Pull out every line below holding the word "Ленточнопильные".

- - -

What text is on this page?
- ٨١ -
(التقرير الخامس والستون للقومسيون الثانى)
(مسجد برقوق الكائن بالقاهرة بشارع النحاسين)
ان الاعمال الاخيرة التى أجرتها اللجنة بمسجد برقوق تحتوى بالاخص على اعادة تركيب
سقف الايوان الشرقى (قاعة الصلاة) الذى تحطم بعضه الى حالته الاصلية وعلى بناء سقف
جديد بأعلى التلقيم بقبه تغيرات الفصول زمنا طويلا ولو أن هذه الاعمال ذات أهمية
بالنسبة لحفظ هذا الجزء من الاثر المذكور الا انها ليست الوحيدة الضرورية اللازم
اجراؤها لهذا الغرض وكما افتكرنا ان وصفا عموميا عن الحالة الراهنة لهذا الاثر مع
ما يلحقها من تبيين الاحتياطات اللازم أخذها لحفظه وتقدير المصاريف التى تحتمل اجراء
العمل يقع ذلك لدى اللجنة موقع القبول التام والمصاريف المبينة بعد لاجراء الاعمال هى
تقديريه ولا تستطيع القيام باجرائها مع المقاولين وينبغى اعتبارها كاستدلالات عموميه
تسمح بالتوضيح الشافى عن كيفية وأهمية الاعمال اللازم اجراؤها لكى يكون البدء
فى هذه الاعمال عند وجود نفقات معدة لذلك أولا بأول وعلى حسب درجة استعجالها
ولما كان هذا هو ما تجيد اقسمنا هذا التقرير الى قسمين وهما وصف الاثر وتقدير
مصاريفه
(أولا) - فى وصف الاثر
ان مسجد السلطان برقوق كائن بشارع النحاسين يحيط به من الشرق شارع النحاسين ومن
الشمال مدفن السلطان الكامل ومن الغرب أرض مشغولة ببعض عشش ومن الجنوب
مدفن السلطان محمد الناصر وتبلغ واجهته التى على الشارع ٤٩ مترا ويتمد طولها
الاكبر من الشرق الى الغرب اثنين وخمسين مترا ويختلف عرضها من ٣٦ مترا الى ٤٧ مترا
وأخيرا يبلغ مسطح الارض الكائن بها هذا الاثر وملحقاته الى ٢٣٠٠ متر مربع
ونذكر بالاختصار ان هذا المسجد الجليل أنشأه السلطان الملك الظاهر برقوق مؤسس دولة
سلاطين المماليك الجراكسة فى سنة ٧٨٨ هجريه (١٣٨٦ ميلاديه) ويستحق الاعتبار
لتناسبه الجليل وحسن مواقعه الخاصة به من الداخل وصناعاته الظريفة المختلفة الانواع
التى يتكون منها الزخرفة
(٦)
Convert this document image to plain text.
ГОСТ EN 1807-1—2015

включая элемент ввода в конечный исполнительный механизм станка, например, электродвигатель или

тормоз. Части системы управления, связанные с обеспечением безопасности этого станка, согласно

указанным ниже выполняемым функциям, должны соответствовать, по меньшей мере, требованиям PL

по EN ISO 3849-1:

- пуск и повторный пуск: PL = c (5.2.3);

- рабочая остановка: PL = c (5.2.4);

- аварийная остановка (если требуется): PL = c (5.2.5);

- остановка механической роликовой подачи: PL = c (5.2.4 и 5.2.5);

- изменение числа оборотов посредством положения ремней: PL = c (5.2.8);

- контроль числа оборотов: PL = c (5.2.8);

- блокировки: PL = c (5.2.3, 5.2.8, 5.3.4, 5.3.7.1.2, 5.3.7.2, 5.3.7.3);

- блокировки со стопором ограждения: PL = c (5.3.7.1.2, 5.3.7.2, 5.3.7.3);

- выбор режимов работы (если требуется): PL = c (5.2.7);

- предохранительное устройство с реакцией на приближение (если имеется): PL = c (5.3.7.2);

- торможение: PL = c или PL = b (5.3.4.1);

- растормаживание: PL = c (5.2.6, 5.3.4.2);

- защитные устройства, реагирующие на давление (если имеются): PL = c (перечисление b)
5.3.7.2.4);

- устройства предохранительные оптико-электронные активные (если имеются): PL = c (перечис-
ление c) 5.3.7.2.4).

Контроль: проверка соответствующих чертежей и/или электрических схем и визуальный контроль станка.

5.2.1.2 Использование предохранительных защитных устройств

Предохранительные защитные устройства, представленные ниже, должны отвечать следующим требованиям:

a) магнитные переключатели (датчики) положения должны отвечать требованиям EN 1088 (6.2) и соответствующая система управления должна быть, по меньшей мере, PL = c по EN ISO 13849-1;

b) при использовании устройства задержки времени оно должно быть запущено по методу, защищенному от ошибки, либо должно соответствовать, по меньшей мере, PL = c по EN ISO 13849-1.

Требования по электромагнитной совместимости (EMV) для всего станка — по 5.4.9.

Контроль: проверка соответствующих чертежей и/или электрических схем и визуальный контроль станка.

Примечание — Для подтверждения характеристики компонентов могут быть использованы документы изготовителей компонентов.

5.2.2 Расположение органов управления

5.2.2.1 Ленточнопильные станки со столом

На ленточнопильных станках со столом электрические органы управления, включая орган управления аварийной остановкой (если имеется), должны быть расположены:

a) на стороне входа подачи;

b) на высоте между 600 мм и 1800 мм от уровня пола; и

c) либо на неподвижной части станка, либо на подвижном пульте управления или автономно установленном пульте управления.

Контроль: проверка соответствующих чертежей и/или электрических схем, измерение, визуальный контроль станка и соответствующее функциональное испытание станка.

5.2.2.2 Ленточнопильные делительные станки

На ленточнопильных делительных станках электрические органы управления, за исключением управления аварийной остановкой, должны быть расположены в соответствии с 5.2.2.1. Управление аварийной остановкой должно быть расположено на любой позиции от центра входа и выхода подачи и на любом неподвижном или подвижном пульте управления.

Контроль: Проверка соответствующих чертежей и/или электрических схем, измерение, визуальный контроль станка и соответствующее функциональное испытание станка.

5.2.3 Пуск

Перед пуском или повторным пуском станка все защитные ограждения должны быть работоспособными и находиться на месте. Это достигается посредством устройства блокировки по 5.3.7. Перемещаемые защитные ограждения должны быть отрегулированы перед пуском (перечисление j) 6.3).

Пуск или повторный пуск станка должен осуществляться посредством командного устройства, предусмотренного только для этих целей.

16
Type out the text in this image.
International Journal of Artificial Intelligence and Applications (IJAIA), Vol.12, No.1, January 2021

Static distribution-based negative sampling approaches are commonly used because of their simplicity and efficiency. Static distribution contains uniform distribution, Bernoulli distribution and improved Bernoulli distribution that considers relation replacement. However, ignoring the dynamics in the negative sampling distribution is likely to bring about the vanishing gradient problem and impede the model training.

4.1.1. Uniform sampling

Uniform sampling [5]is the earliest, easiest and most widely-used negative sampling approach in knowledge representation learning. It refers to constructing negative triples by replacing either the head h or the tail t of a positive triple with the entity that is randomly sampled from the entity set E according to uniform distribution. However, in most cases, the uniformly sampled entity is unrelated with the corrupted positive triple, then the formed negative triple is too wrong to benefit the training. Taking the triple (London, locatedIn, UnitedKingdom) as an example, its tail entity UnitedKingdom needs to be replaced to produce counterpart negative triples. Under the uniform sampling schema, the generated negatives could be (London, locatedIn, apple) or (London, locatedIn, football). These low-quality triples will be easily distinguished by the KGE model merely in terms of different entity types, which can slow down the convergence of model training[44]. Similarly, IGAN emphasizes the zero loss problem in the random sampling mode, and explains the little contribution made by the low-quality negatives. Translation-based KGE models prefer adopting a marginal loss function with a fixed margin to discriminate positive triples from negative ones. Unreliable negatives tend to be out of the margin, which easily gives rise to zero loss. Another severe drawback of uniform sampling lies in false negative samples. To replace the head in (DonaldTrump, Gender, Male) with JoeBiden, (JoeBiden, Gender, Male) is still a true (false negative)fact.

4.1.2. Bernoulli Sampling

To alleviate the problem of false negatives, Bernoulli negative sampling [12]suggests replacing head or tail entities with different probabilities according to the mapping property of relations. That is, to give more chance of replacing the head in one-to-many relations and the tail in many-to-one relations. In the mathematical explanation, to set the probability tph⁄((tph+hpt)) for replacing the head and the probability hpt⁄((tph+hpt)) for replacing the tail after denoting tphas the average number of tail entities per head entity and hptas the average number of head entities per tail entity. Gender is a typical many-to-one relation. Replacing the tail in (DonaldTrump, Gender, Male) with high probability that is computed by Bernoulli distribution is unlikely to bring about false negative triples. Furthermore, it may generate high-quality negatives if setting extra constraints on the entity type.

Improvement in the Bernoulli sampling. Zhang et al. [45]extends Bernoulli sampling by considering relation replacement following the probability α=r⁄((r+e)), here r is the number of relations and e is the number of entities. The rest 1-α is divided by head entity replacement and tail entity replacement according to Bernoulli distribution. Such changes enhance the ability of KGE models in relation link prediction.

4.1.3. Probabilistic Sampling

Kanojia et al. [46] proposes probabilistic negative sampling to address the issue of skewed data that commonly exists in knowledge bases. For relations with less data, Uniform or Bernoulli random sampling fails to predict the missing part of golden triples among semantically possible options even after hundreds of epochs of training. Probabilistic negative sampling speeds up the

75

- - -

RESULT FOR THIS TASK:
5.2.2.1 Ленточнопильные станки со столом
5.2.2.2 Ленточнопильные делительные станки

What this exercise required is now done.